WORK TO COMPLETE: In your copy, leave out the pictures and repeat the entries below exactly.

ENTRIES:
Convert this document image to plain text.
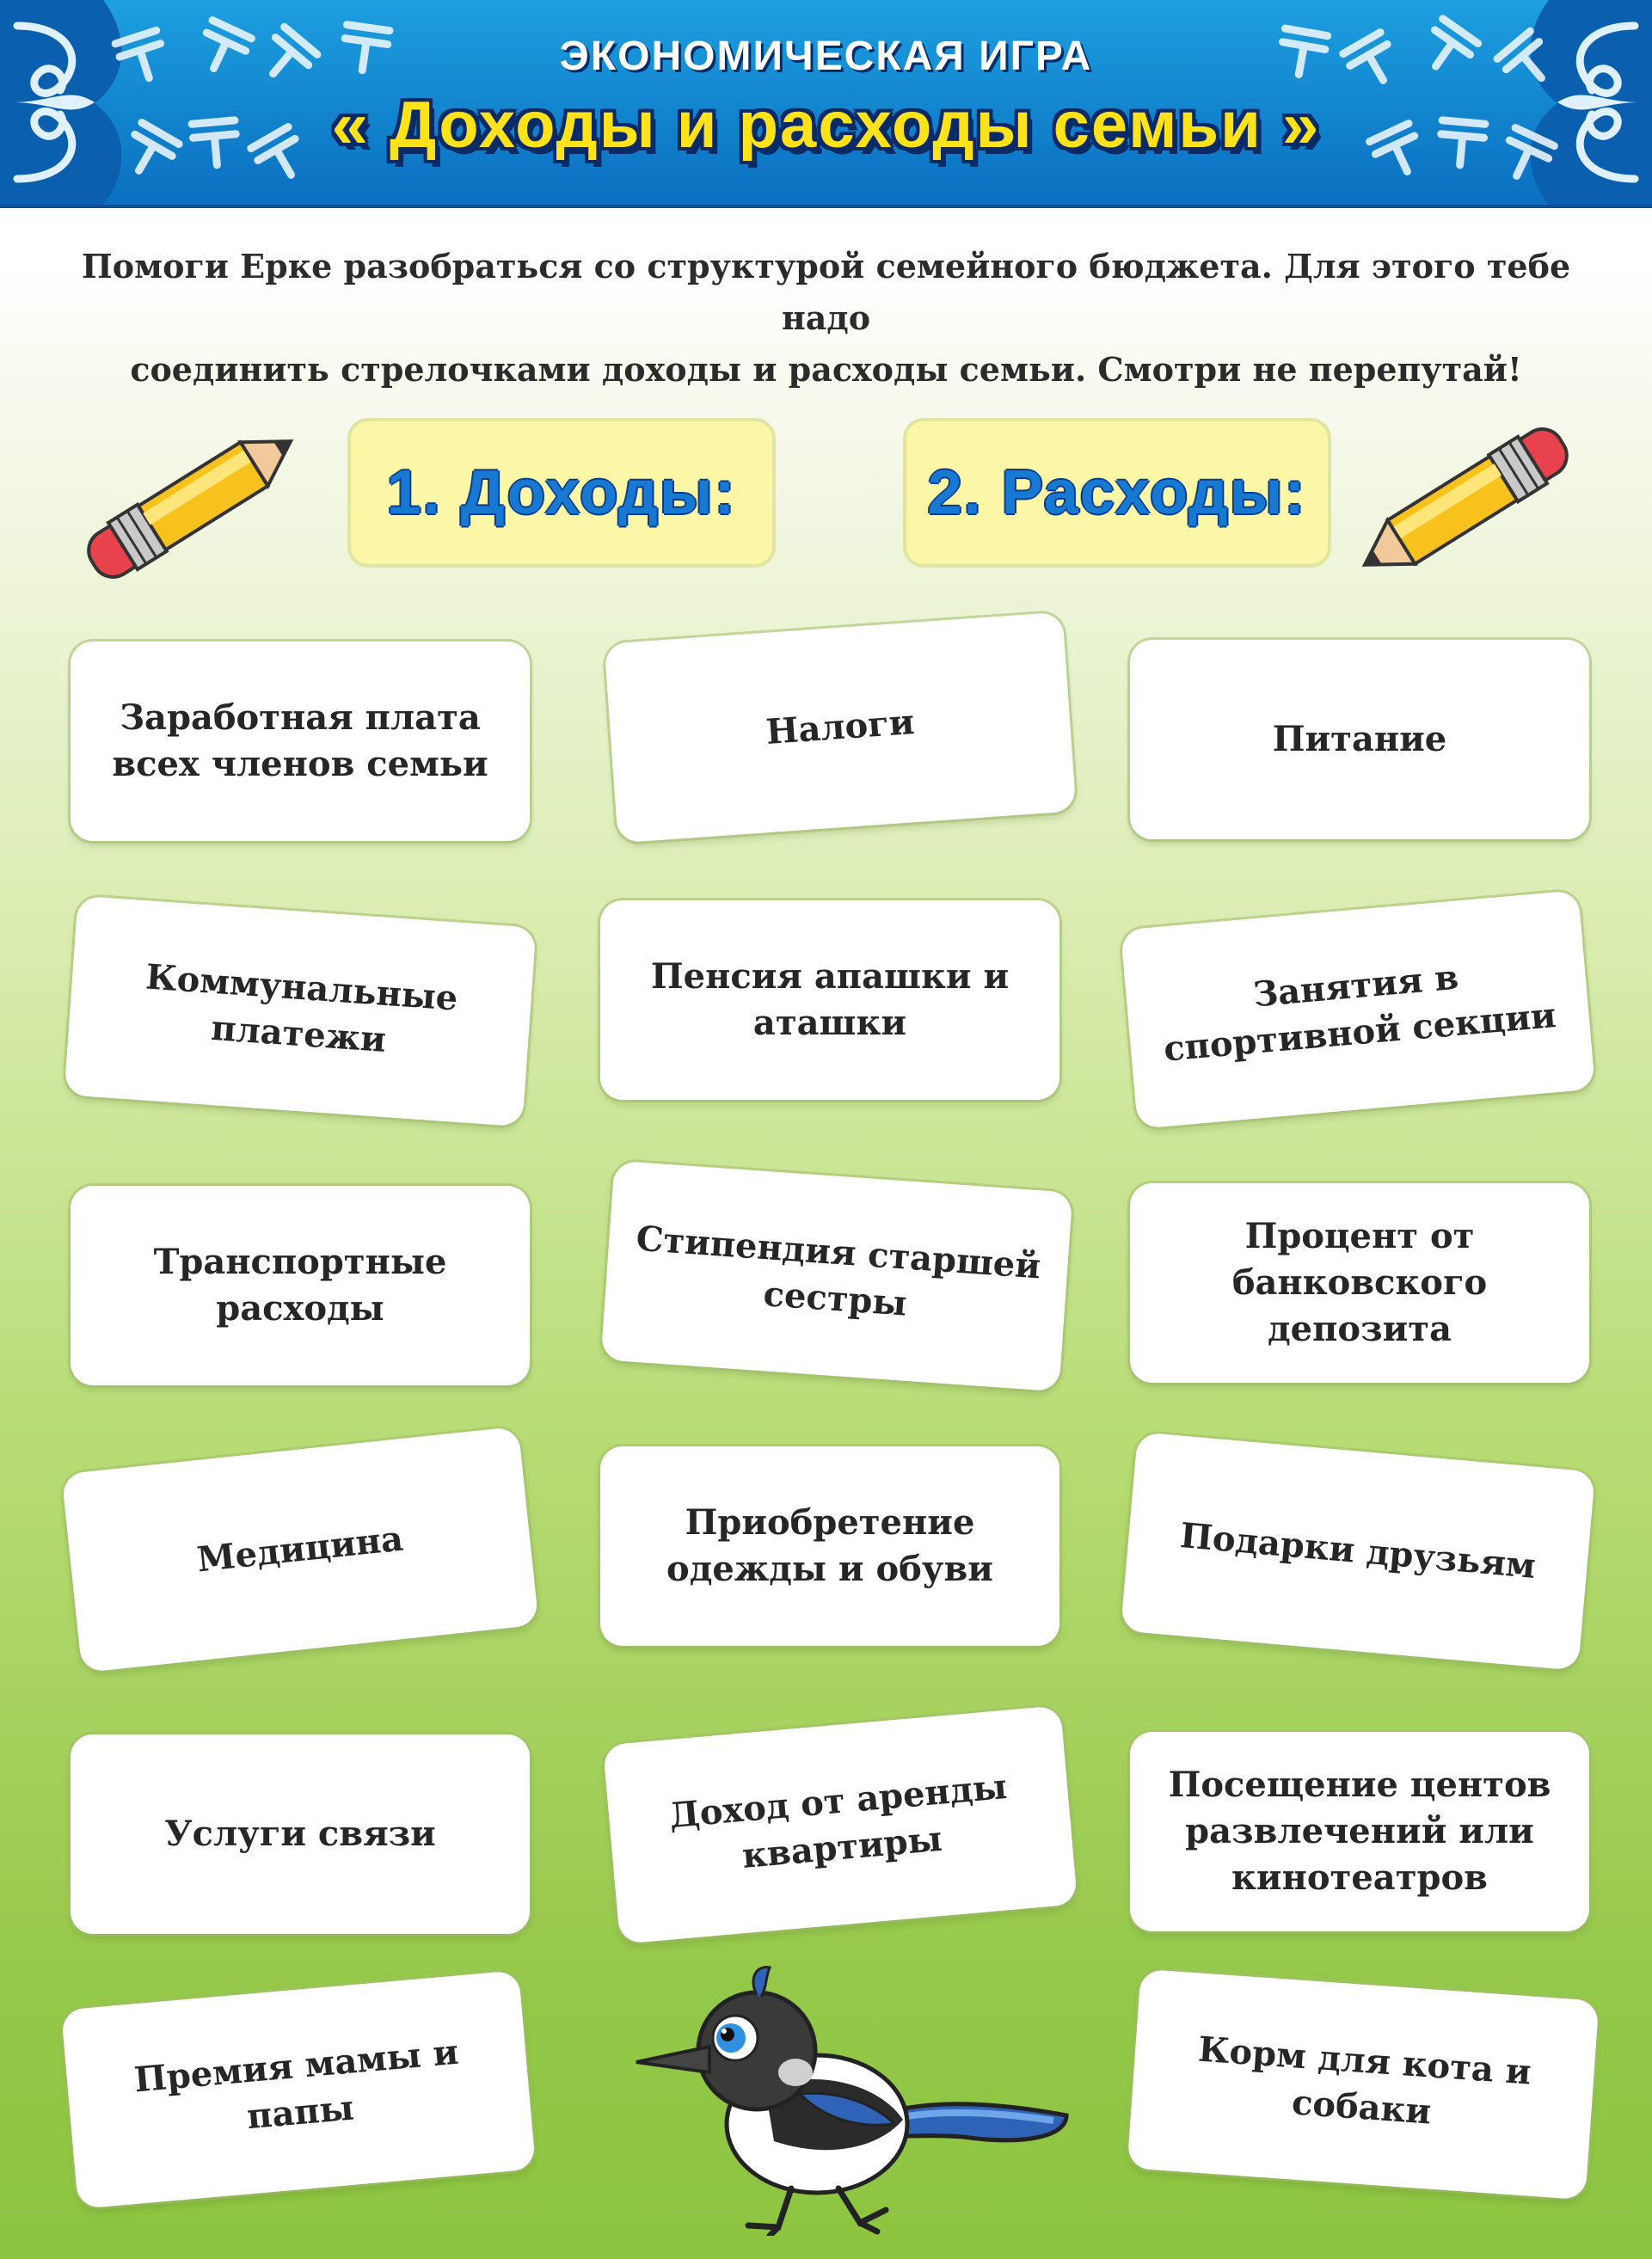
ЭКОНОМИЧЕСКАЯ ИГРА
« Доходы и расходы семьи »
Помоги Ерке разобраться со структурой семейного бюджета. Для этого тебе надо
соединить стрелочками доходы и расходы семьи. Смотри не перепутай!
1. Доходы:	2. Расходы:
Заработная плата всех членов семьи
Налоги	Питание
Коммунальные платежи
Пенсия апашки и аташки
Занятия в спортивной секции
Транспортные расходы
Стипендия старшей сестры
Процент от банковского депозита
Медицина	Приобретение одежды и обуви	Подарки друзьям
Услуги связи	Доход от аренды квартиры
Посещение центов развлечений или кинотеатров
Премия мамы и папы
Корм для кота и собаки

WRITTEN ANSWER:
Convert this document image to plain text.
ЭКОНОМИЧЕСКАЯ ИГРА
« Доходы и расходы семьи »
Помоги Ерке разобраться со структурой семейного бюджета. Для этого тебе надо
соединить стрелочками доходы и расходы семьи. Смотри не перепутай!
1. Доходы:	2. Расходы:
Заработная плата всех членов семьи
Налоги	Питание
Коммунальные платежи
Пенсия апашки и аташки
Занятия в спортивной секции
Транспортные расходы
Стипендия старшей сестры
Процент от банковского депозита
Медицина	Приобретение одежды и обуви	Подарки друзьям
Услуги связи	Доход от аренды квартиры
Посещение центов развлечений или кинотеатров
Премия мамы и папы
Корм для кота и собаки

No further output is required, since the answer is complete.